### What the task requires
Which lines hold the word "fluido"? Show each of them.

Saved entries:
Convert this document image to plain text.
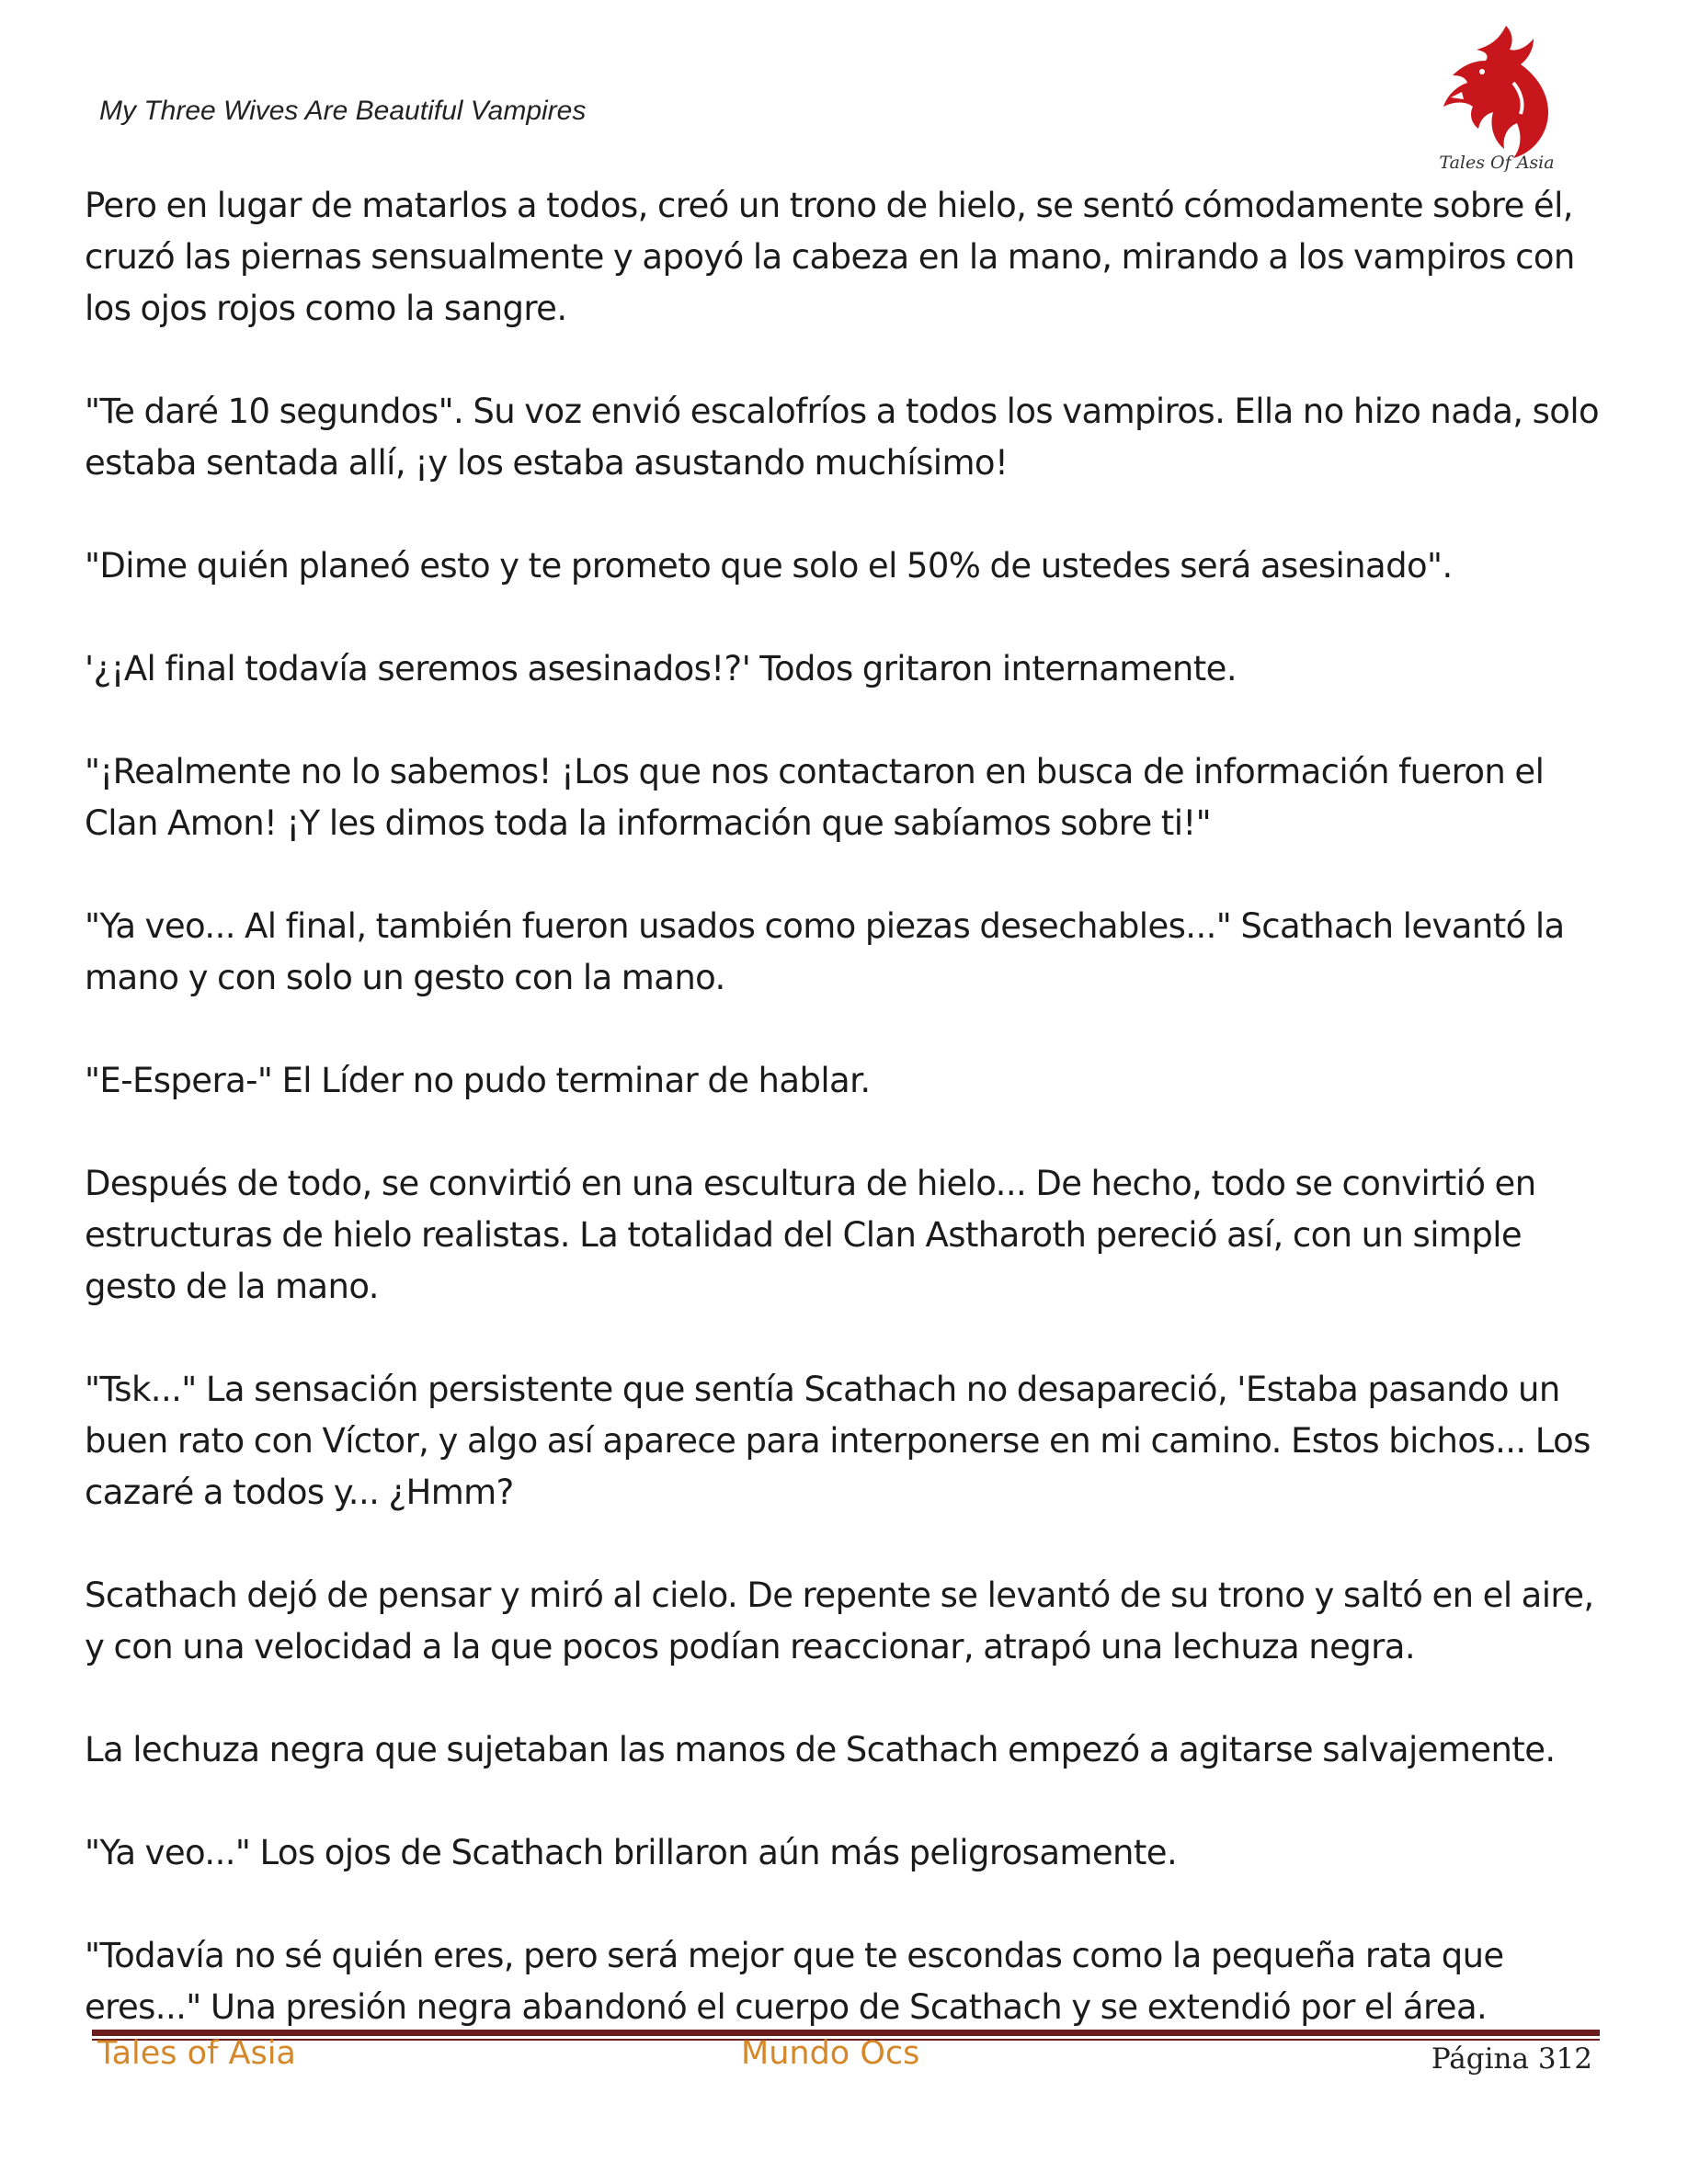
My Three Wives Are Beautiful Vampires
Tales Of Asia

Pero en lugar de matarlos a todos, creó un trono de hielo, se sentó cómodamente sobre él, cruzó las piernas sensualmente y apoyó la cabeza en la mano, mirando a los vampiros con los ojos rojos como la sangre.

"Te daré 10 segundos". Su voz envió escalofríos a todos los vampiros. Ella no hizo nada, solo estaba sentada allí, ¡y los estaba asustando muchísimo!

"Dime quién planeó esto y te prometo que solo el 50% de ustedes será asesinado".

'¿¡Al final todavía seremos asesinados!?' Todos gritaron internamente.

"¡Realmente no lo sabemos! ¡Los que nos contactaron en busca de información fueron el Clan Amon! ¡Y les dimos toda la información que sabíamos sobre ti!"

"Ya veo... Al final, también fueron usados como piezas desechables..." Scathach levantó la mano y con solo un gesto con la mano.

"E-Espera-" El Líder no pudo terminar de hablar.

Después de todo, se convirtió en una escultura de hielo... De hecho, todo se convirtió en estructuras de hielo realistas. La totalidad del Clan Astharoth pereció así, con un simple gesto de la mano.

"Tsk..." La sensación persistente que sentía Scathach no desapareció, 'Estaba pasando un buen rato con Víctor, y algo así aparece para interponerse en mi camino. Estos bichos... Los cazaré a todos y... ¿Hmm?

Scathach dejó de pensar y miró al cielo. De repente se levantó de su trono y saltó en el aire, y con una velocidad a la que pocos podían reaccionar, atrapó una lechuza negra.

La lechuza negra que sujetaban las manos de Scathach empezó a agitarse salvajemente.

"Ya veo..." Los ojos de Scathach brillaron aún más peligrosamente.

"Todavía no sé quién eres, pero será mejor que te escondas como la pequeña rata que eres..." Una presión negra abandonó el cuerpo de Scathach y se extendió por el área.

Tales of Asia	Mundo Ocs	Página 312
==
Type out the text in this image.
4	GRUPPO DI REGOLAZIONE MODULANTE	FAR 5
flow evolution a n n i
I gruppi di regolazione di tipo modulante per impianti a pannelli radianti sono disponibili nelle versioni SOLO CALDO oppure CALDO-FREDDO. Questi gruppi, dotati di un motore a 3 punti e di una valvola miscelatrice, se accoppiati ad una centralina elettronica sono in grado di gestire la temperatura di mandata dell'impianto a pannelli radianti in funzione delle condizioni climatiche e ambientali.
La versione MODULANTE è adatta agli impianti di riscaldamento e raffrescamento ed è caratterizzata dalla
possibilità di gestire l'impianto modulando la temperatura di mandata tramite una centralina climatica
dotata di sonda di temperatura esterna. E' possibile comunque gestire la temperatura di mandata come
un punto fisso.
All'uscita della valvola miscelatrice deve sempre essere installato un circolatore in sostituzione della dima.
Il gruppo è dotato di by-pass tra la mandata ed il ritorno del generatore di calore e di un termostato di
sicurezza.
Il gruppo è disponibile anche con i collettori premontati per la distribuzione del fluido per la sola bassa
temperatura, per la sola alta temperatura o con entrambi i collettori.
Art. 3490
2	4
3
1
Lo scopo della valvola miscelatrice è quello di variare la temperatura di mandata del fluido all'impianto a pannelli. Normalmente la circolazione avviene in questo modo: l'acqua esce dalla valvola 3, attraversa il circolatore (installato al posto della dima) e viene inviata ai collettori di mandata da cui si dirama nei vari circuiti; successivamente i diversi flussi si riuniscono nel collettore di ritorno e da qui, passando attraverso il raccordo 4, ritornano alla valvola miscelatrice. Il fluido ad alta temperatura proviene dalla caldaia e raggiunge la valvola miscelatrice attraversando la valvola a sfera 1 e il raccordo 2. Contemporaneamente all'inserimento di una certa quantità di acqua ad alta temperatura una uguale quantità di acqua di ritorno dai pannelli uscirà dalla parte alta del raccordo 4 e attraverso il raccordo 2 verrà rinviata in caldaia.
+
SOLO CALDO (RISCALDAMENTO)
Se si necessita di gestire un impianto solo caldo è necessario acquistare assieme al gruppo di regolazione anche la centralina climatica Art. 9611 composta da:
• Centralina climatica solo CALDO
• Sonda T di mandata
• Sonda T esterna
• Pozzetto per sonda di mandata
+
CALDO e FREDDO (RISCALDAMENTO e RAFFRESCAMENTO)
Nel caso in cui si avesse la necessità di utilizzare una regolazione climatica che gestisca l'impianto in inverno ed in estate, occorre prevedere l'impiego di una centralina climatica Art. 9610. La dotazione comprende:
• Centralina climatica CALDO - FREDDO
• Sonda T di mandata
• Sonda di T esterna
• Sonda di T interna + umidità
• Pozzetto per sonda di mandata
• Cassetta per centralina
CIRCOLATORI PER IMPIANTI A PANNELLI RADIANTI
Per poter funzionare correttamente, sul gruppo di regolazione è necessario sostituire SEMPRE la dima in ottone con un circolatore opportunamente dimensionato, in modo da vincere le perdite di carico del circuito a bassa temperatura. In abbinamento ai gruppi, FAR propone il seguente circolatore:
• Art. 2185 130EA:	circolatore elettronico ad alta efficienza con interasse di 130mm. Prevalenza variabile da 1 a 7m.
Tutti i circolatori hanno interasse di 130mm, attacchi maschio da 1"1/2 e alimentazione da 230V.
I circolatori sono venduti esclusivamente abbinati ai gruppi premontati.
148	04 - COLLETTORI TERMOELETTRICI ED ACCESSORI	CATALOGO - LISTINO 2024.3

### Expected output
Il gruppo è disponibile anche con i collettori premontati per la distribuzione del fluido per la sola bassa
Lo scopo della valvola miscelatrice è quello di variare la temperatura di mandata del fluido all'impianto a pannelli. Normalmente la circolazione avviene in questo modo: l'acqua esce dalla valvola 3, attraversa il circolatore (installato al posto della dima) e viene inviata ai collettori di mandata da cui si dirama nei vari circuiti; successivamente i diversi flussi si riuniscono nel collettore di ritorno e da qui, passando attraverso il raccordo 4, ritornano alla valvola miscelatrice. Il fluido ad alta temperatura proviene dalla caldaia e raggiunge la valvola miscelatrice attraversando la valvola a sfera 1 e il raccordo 2. Contemporaneamente all'inserimento di una certa quantità di acqua ad alta temperatura una uguale quantità di acqua di ritorno dai pannelli uscirà dalla parte alta del raccordo 4 e attraverso il raccordo 2 verrà rinviata in caldaia.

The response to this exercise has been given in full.